AVAILABLE RECORDS
◇ ◇ ◇ ◇

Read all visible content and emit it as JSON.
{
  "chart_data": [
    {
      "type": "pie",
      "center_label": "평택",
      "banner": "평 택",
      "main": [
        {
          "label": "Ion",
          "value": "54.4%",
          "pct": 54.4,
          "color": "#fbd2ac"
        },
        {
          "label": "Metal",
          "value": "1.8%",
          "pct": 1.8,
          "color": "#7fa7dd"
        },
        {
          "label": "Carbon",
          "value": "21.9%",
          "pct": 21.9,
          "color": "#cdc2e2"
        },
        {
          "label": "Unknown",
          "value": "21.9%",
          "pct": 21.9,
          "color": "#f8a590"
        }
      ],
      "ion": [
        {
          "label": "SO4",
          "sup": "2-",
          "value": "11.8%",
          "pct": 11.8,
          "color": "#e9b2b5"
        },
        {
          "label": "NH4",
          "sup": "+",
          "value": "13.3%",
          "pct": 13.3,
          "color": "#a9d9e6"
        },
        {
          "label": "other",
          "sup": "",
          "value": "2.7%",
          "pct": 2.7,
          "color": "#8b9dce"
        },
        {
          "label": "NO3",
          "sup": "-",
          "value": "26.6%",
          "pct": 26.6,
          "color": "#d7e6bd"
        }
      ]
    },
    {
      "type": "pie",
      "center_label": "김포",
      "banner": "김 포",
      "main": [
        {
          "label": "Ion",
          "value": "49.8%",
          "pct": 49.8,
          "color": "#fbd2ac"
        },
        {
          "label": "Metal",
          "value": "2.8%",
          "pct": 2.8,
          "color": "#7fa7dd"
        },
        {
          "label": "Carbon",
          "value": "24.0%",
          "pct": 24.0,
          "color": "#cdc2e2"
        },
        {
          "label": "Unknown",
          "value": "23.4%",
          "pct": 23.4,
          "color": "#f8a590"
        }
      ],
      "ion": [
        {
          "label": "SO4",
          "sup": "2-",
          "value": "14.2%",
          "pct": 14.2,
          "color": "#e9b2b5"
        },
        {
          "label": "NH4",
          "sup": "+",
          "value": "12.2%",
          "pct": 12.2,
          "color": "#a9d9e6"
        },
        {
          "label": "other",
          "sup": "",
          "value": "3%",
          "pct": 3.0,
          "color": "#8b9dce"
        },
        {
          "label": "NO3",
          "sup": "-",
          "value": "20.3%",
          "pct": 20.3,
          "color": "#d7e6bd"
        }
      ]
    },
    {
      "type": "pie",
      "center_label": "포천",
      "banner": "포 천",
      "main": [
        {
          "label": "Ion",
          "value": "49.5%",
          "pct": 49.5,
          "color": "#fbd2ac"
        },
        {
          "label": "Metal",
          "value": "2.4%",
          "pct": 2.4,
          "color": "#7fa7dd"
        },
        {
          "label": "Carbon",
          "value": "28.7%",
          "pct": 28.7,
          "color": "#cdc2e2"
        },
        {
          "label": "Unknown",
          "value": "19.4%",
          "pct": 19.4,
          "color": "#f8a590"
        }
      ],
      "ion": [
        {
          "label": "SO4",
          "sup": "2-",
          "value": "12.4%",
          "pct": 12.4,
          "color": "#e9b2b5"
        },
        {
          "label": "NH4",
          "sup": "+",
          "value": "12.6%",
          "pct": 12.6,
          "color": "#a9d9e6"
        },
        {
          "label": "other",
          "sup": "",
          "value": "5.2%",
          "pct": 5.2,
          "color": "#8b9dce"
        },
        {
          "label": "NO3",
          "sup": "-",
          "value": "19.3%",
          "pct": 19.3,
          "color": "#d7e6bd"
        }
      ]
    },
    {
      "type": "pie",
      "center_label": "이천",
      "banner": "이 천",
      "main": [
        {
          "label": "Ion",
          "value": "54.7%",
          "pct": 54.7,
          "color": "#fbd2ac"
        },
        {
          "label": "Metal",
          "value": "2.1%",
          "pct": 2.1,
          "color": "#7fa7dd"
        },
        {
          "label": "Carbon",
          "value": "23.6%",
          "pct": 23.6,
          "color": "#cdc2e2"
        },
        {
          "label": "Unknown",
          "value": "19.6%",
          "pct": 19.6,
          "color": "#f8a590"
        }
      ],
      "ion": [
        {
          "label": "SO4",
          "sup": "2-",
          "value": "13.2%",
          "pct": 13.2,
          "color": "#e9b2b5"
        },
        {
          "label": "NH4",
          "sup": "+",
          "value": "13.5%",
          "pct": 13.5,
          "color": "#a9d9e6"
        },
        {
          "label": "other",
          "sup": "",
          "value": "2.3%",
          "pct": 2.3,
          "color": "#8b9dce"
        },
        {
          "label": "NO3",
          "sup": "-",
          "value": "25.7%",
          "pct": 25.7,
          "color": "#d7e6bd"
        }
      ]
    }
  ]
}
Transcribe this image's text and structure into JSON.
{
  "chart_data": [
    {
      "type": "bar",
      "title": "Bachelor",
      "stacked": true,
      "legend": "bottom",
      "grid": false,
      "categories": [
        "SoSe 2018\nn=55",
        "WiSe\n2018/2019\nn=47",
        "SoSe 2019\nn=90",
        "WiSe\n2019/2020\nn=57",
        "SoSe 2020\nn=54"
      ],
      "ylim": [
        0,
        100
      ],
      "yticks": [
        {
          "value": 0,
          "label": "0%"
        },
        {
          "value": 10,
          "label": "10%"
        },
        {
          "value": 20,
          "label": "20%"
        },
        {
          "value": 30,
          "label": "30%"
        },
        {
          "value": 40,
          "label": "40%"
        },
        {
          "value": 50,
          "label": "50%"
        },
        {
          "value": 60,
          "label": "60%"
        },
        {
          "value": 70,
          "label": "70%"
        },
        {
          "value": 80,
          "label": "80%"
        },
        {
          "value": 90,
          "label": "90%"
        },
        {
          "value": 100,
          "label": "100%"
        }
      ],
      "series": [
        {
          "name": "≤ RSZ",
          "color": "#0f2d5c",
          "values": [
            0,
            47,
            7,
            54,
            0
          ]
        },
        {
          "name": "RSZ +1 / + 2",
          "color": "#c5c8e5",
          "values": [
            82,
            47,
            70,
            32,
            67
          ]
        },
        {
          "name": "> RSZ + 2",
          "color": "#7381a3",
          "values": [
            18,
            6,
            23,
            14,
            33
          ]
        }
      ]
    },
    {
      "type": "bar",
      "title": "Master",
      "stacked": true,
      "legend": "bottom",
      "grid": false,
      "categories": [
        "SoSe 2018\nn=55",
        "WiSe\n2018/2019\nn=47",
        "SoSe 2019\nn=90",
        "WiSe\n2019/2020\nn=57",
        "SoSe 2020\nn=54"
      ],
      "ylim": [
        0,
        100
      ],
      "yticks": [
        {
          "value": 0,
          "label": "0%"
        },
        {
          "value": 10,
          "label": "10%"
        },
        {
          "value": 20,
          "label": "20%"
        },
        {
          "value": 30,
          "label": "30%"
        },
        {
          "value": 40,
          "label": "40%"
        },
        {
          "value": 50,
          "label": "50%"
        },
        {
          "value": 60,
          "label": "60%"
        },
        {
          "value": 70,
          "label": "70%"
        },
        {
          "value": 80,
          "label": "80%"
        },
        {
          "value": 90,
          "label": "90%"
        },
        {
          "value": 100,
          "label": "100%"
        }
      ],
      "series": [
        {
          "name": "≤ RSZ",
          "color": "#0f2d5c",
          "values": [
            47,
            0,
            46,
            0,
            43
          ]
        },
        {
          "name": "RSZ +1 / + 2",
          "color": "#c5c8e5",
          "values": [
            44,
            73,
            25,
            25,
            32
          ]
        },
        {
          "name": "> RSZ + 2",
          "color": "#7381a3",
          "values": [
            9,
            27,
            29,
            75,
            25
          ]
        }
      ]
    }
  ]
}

◇ ◇ ◇ ◇

JOB
Print the records once more, exactly as they were given.

WRITTEN REPLY
Read all visible content and emit it as JSON.
{
  "chart_data": [
    {
      "type": "pie",
      "center_label": "평택",
      "banner": "평 택",
      "main": [
        {
          "label": "Ion",
          "value": "54.4%",
          "pct": 54.4,
          "color": "#fbd2ac"
        },
        {
          "label": "Metal",
          "value": "1.8%",
          "pct": 1.8,
          "color": "#7fa7dd"
        },
        {
          "label": "Carbon",
          "value": "21.9%",
          "pct": 21.9,
          "color": "#cdc2e2"
        },
        {
          "label": "Unknown",
          "value": "21.9%",
          "pct": 21.9,
          "color": "#f8a590"
        }
      ],
      "ion": [
        {
          "label": "SO4",
          "sup": "2-",
          "value": "11.8%",
          "pct": 11.8,
          "color": "#e9b2b5"
        },
        {
          "label": "NH4",
          "sup": "+",
          "value": "13.3%",
          "pct": 13.3,
          "color": "#a9d9e6"
        },
        {
          "label": "other",
          "sup": "",
          "value": "2.7%",
          "pct": 2.7,
          "color": "#8b9dce"
        },
        {
          "label": "NO3",
          "sup": "-",
          "value": "26.6%",
          "pct": 26.6,
          "color": "#d7e6bd"
        }
      ]
    },
    {
      "type": "pie",
      "center_label": "김포",
      "banner": "김 포",
      "main": [
        {
          "label": "Ion",
          "value": "49.8%",
          "pct": 49.8,
          "color": "#fbd2ac"
        },
        {
          "label": "Metal",
          "value": "2.8%",
          "pct": 2.8,
          "color": "#7fa7dd"
        },
        {
          "label": "Carbon",
          "value": "24.0%",
          "pct": 24.0,
          "color": "#cdc2e2"
        },
        {
          "label": "Unknown",
          "value": "23.4%",
          "pct": 23.4,
          "color": "#f8a590"
        }
      ],
      "ion": [
        {
          "label": "SO4",
          "sup": "2-",
          "value": "14.2%",
          "pct": 14.2,
          "color": "#e9b2b5"
        },
        {
          "label": "NH4",
          "sup": "+",
          "value": "12.2%",
          "pct": 12.2,
          "color": "#a9d9e6"
        },
        {
          "label": "other",
          "sup": "",
          "value": "3%",
          "pct": 3.0,
          "color": "#8b9dce"
        },
        {
          "label": "NO3",
          "sup": "-",
          "value": "20.3%",
          "pct": 20.3,
          "color": "#d7e6bd"
        }
      ]
    },
    {
      "type": "pie",
      "center_label": "포천",
      "banner": "포 천",
      "main": [
        {
          "label": "Ion",
          "value": "49.5%",
          "pct": 49.5,
          "color": "#fbd2ac"
        },
        {
          "label": "Metal",
          "value": "2.4%",
          "pct": 2.4,
          "color": "#7fa7dd"
        },
        {
          "label": "Carbon",
          "value": "28.7%",
          "pct": 28.7,
          "color": "#cdc2e2"
        },
        {
          "label": "Unknown",
          "value": "19.4%",
          "pct": 19.4,
          "color": "#f8a590"
        }
      ],
      "ion": [
        {
          "label": "SO4",
          "sup": "2-",
          "value": "12.4%",
          "pct": 12.4,
          "color": "#e9b2b5"
        },
        {
          "label": "NH4",
          "sup": "+",
          "value": "12.6%",
          "pct": 12.6,
          "color": "#a9d9e6"
        },
        {
          "label": "other",
          "sup": "",
          "value": "5.2%",
          "pct": 5.2,
          "color": "#8b9dce"
        },
        {
          "label": "NO3",
          "sup": "-",
          "value": "19.3%",
          "pct": 19.3,
          "color": "#d7e6bd"
        }
      ]
    },
    {
      "type": "pie",
      "center_label": "이천",
      "banner": "이 천",
      "main": [
        {
          "label": "Ion",
          "value": "54.7%",
          "pct": 54.7,
          "color": "#fbd2ac"
        },
        {
          "label": "Metal",
          "value": "2.1%",
          "pct": 2.1,
          "color": "#7fa7dd"
        },
        {
          "label": "Carbon",
          "value": "23.6%",
          "pct": 23.6,
          "color": "#cdc2e2"
        },
        {
          "label": "Unknown",
          "value": "19.6%",
          "pct": 19.6,
          "color": "#f8a590"
        }
      ],
      "ion": [
        {
          "label": "SO4",
          "sup": "2-",
          "value": "13.2%",
          "pct": 13.2,
          "color": "#e9b2b5"
        },
        {
          "label": "NH4",
          "sup": "+",
          "value": "13.5%",
          "pct": 13.5,
          "color": "#a9d9e6"
        },
        {
          "label": "other",
          "sup": "",
          "value": "2.3%",
          "pct": 2.3,
          "color": "#8b9dce"
        },
        {
          "label": "NO3",
          "sup": "-",
          "value": "25.7%",
          "pct": 25.7,
          "color": "#d7e6bd"
        }
      ]
    }
  ]
}
Transcribe this image's text and structure into JSON.
{
  "chart_data": [
    {
      "type": "bar",
      "title": "Bachelor",
      "stacked": true,
      "legend": "bottom",
      "grid": false,
      "categories": [
        "SoSe 2018\nn=55",
        "WiSe\n2018/2019\nn=47",
        "SoSe 2019\nn=90",
        "WiSe\n2019/2020\nn=57",
        "SoSe 2020\nn=54"
      ],
      "ylim": [
        0,
        100
      ],
      "yticks": [
        {
          "value": 0,
          "label": "0%"
        },
        {
          "value": 10,
          "label": "10%"
        },
        {
          "value": 20,
          "label": "20%"
        },
        {
          "value": 30,
          "label": "30%"
        },
        {
          "value": 40,
          "label": "40%"
        },
        {
          "value": 50,
          "label": "50%"
        },
        {
          "value": 60,
          "label": "60%"
        },
        {
          "value": 70,
          "label": "70%"
        },
        {
          "value": 80,
          "label": "80%"
        },
        {
          "value": 90,
          "label": "90%"
        },
        {
          "value": 100,
          "label": "100%"
        }
      ],
      "series": [
        {
          "name": "≤ RSZ",
          "color": "#0f2d5c",
          "values": [
            0,
            47,
            7,
            54,
            0
          ]
        },
        {
          "name": "RSZ +1 / + 2",
          "color": "#c5c8e5",
          "values": [
            82,
            47,
            70,
            32,
            67
          ]
        },
        {
          "name": "> RSZ + 2",
          "color": "#7381a3",
          "values": [
            18,
            6,
            23,
            14,
            33
          ]
        }
      ]
    },
    {
      "type": "bar",
      "title": "Master",
      "stacked": true,
      "legend": "bottom",
      "grid": false,
      "categories": [
        "SoSe 2018\nn=55",
        "WiSe\n2018/2019\nn=47",
        "SoSe 2019\nn=90",
        "WiSe\n2019/2020\nn=57",
        "SoSe 2020\nn=54"
      ],
      "ylim": [
        0,
        100
      ],
      "yticks": [
        {
          "value": 0,
          "label": "0%"
        },
        {
          "value": 10,
          "label": "10%"
        },
        {
          "value": 20,
          "label": "20%"
        },
        {
          "value": 30,
          "label": "30%"
        },
        {
          "value": 40,
          "label": "40%"
        },
        {
          "value": 50,
          "label": "50%"
        },
        {
          "value": 60,
          "label": "60%"
        },
        {
          "value": 70,
          "label": "70%"
        },
        {
          "value": 80,
          "label": "80%"
        },
        {
          "value": 90,
          "label": "90%"
        },
        {
          "value": 100,
          "label": "100%"
        }
      ],
      "series": [
        {
          "name": "≤ RSZ",
          "color": "#0f2d5c",
          "values": [
            47,
            0,
            46,
            0,
            43
          ]
        },
        {
          "name": "RSZ +1 / + 2",
          "color": "#c5c8e5",
          "values": [
            44,
            73,
            25,
            25,
            32
          ]
        },
        {
          "name": "> RSZ + 2",
          "color": "#7381a3",
          "values": [
            9,
            27,
            29,
            75,
            25
          ]
        }
      ]
    }
  ]
}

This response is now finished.